* _Dataset excerpts_
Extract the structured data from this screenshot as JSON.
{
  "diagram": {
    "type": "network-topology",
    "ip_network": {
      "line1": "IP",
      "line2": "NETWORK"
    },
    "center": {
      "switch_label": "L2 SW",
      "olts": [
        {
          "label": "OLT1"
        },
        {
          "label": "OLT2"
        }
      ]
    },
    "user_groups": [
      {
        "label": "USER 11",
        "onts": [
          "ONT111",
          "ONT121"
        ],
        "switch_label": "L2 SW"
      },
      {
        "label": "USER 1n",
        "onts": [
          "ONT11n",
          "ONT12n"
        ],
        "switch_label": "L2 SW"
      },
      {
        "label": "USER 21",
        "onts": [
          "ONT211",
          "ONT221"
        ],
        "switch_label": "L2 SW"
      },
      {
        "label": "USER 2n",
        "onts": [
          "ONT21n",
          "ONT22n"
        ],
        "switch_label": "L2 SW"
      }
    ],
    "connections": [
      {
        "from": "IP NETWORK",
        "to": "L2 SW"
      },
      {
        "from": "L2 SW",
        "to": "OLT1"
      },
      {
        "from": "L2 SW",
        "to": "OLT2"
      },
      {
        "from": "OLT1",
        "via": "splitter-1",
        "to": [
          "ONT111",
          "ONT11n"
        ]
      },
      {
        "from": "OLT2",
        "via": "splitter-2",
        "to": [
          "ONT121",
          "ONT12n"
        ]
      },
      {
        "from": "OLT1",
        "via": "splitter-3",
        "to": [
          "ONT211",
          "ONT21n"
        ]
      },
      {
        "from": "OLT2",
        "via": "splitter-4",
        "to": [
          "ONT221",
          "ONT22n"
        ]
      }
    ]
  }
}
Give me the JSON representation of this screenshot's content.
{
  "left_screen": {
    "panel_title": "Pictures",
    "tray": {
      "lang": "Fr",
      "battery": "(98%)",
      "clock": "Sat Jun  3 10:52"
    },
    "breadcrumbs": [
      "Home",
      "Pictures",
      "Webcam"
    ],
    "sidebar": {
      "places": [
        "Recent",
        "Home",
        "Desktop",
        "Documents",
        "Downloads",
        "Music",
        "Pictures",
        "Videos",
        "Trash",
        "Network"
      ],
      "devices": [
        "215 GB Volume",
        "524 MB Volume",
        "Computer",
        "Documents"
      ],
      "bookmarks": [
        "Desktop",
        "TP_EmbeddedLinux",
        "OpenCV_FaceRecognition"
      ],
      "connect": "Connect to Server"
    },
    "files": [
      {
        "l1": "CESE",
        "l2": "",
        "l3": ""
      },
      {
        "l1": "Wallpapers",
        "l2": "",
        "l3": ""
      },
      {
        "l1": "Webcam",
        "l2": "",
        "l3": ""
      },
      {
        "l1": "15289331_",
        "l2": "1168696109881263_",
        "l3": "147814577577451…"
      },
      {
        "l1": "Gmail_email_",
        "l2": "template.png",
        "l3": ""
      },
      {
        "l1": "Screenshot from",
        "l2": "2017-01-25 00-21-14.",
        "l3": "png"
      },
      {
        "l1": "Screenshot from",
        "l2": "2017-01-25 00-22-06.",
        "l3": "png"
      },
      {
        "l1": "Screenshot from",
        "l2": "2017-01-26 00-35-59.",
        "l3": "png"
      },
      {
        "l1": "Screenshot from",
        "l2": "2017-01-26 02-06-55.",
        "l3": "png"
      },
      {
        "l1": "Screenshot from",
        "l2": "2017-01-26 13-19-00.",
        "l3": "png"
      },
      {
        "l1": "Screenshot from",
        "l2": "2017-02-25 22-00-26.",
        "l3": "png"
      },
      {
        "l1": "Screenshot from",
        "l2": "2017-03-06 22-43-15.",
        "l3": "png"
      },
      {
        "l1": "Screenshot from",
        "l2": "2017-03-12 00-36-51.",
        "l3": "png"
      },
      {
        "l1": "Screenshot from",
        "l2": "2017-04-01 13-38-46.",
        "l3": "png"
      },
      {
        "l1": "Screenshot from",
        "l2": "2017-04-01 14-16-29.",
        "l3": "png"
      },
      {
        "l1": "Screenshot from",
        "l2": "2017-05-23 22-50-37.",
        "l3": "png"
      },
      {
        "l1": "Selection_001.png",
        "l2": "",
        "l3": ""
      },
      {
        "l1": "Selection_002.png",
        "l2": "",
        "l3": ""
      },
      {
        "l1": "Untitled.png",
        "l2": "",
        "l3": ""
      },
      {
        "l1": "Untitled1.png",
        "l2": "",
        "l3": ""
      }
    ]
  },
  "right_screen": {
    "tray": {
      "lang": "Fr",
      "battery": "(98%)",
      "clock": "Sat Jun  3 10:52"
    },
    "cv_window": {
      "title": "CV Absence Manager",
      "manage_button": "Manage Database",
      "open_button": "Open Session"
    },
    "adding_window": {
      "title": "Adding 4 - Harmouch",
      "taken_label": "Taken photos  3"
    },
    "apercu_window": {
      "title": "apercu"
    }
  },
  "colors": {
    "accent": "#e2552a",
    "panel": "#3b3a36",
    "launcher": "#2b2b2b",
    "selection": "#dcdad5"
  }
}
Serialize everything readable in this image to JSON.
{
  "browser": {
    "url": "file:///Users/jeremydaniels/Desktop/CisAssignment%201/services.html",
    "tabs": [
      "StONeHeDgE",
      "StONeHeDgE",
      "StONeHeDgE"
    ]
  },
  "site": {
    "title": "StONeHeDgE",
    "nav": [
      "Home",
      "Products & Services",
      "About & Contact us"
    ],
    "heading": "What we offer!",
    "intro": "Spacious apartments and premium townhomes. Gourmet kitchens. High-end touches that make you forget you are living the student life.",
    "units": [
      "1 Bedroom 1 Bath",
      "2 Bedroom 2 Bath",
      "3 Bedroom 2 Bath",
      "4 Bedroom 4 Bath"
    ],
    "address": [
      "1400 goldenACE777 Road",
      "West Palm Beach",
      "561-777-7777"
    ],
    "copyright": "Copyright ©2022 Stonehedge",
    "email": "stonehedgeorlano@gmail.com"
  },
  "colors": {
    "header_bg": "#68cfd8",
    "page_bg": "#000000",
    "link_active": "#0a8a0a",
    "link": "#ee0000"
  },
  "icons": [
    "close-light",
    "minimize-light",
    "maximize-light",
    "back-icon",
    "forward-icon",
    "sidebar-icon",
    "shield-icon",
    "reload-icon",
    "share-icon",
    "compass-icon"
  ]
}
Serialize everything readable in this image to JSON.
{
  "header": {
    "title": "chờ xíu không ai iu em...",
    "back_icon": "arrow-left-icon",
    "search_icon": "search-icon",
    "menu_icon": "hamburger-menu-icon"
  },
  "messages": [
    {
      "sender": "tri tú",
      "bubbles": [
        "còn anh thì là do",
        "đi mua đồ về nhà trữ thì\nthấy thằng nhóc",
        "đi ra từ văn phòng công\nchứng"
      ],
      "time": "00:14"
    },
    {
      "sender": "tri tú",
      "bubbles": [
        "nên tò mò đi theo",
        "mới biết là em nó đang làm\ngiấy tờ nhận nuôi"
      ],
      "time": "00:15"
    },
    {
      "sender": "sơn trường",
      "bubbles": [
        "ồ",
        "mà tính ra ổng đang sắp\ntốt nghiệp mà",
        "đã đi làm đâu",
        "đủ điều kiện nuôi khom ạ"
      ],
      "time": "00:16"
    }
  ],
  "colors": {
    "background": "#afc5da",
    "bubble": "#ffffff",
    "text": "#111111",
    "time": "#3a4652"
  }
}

* _Instruction_
Go back to the listing above and please repeat it exactly.

* _Exercise solution_
Extract the structured data from this screenshot as JSON.
{
  "diagram": {
    "type": "network-topology",
    "ip_network": {
      "line1": "IP",
      "line2": "NETWORK"
    },
    "center": {
      "switch_label": "L2 SW",
      "olts": [
        {
          "label": "OLT1"
        },
        {
          "label": "OLT2"
        }
      ]
    },
    "user_groups": [
      {
        "label": "USER 11",
        "onts": [
          "ONT111",
          "ONT121"
        ],
        "switch_label": "L2 SW"
      },
      {
        "label": "USER 1n",
        "onts": [
          "ONT11n",
          "ONT12n"
        ],
        "switch_label": "L2 SW"
      },
      {
        "label": "USER 21",
        "onts": [
          "ONT211",
          "ONT221"
        ],
        "switch_label": "L2 SW"
      },
      {
        "label": "USER 2n",
        "onts": [
          "ONT21n",
          "ONT22n"
        ],
        "switch_label": "L2 SW"
      }
    ],
    "connections": [
      {
        "from": "IP NETWORK",
        "to": "L2 SW"
      },
      {
        "from": "L2 SW",
        "to": "OLT1"
      },
      {
        "from": "L2 SW",
        "to": "OLT2"
      },
      {
        "from": "OLT1",
        "via": "splitter-1",
        "to": [
          "ONT111",
          "ONT11n"
        ]
      },
      {
        "from": "OLT2",
        "via": "splitter-2",
        "to": [
          "ONT121",
          "ONT12n"
        ]
      },
      {
        "from": "OLT1",
        "via": "splitter-3",
        "to": [
          "ONT211",
          "ONT21n"
        ]
      },
      {
        "from": "OLT2",
        "via": "splitter-4",
        "to": [
          "ONT221",
          "ONT22n"
        ]
      }
    ]
  }
}
Give me the JSON representation of this screenshot's content.
{
  "left_screen": {
    "panel_title": "Pictures",
    "tray": {
      "lang": "Fr",
      "battery": "(98%)",
      "clock": "Sat Jun  3 10:52"
    },
    "breadcrumbs": [
      "Home",
      "Pictures",
      "Webcam"
    ],
    "sidebar": {
      "places": [
        "Recent",
        "Home",
        "Desktop",
        "Documents",
        "Downloads",
        "Music",
        "Pictures",
        "Videos",
        "Trash",
        "Network"
      ],
      "devices": [
        "215 GB Volume",
        "524 MB Volume",
        "Computer",
        "Documents"
      ],
      "bookmarks": [
        "Desktop",
        "TP_EmbeddedLinux",
        "OpenCV_FaceRecognition"
      ],
      "connect": "Connect to Server"
    },
    "files": [
      {
        "l1": "CESE",
        "l2": "",
        "l3": ""
      },
      {
        "l1": "Wallpapers",
        "l2": "",
        "l3": ""
      },
      {
        "l1": "Webcam",
        "l2": "",
        "l3": ""
      },
      {
        "l1": "15289331_",
        "l2": "1168696109881263_",
        "l3": "147814577577451…"
      },
      {
        "l1": "Gmail_email_",
        "l2": "template.png",
        "l3": ""
      },
      {
        "l1": "Screenshot from",
        "l2": "2017-01-25 00-21-14.",
        "l3": "png"
      },
      {
        "l1": "Screenshot from",
        "l2": "2017-01-25 00-22-06.",
        "l3": "png"
      },
      {
        "l1": "Screenshot from",
        "l2": "2017-01-26 00-35-59.",
        "l3": "png"
      },
      {
        "l1": "Screenshot from",
        "l2": "2017-01-26 02-06-55.",
        "l3": "png"
      },
      {
        "l1": "Screenshot from",
        "l2": "2017-01-26 13-19-00.",
        "l3": "png"
      },
      {
        "l1": "Screenshot from",
        "l2": "2017-02-25 22-00-26.",
        "l3": "png"
      },
      {
        "l1": "Screenshot from",
        "l2": "2017-03-06 22-43-15.",
        "l3": "png"
      },
      {
        "l1": "Screenshot from",
        "l2": "2017-03-12 00-36-51.",
        "l3": "png"
      },
      {
        "l1": "Screenshot from",
        "l2": "2017-04-01 13-38-46.",
        "l3": "png"
      },
      {
        "l1": "Screenshot from",
        "l2": "2017-04-01 14-16-29.",
        "l3": "png"
      },
      {
        "l1": "Screenshot from",
        "l2": "2017-05-23 22-50-37.",
        "l3": "png"
      },
      {
        "l1": "Selection_001.png",
        "l2": "",
        "l3": ""
      },
      {
        "l1": "Selection_002.png",
        "l2": "",
        "l3": ""
      },
      {
        "l1": "Untitled.png",
        "l2": "",
        "l3": ""
      },
      {
        "l1": "Untitled1.png",
        "l2": "",
        "l3": ""
      }
    ]
  },
  "right_screen": {
    "tray": {
      "lang": "Fr",
      "battery": "(98%)",
      "clock": "Sat Jun  3 10:52"
    },
    "cv_window": {
      "title": "CV Absence Manager",
      "manage_button": "Manage Database",
      "open_button": "Open Session"
    },
    "adding_window": {
      "title": "Adding 4 - Harmouch",
      "taken_label": "Taken photos  3"
    },
    "apercu_window": {
      "title": "apercu"
    }
  },
  "colors": {
    "accent": "#e2552a",
    "panel": "#3b3a36",
    "launcher": "#2b2b2b",
    "selection": "#dcdad5"
  }
}
Serialize everything readable in this image to JSON.
{
  "browser": {
    "url": "file:///Users/jeremydaniels/Desktop/CisAssignment%201/services.html",
    "tabs": [
      "StONeHeDgE",
      "StONeHeDgE",
      "StONeHeDgE"
    ]
  },
  "site": {
    "title": "StONeHeDgE",
    "nav": [
      "Home",
      "Products & Services",
      "About & Contact us"
    ],
    "heading": "What we offer!",
    "intro": "Spacious apartments and premium townhomes. Gourmet kitchens. High-end touches that make you forget you are living the student life.",
    "units": [
      "1 Bedroom 1 Bath",
      "2 Bedroom 2 Bath",
      "3 Bedroom 2 Bath",
      "4 Bedroom 4 Bath"
    ],
    "address": [
      "1400 goldenACE777 Road",
      "West Palm Beach",
      "561-777-7777"
    ],
    "copyright": "Copyright ©2022 Stonehedge",
    "email": "stonehedgeorlano@gmail.com"
  },
  "colors": {
    "header_bg": "#68cfd8",
    "page_bg": "#000000",
    "link_active": "#0a8a0a",
    "link": "#ee0000"
  },
  "icons": [
    "close-light",
    "minimize-light",
    "maximize-light",
    "back-icon",
    "forward-icon",
    "sidebar-icon",
    "shield-icon",
    "reload-icon",
    "share-icon",
    "compass-icon"
  ]
}
Serialize everything readable in this image to JSON.
{
  "header": {
    "title": "chờ xíu không ai iu em...",
    "back_icon": "arrow-left-icon",
    "search_icon": "search-icon",
    "menu_icon": "hamburger-menu-icon"
  },
  "messages": [
    {
      "sender": "tri tú",
      "bubbles": [
        "còn anh thì là do",
        "đi mua đồ về nhà trữ thì\nthấy thằng nhóc",
        "đi ra từ văn phòng công\nchứng"
      ],
      "time": "00:14"
    },
    {
      "sender": "tri tú",
      "bubbles": [
        "nên tò mò đi theo",
        "mới biết là em nó đang làm\ngiấy tờ nhận nuôi"
      ],
      "time": "00:15"
    },
    {
      "sender": "sơn trường",
      "bubbles": [
        "ồ",
        "mà tính ra ổng đang sắp\ntốt nghiệp mà",
        "đã đi làm đâu",
        "đủ điều kiện nuôi khom ạ"
      ],
      "time": "00:16"
    }
  ],
  "colors": {
    "background": "#afc5da",
    "bubble": "#ffffff",
    "text": "#111111",
    "time": "#3a4652"
  }
}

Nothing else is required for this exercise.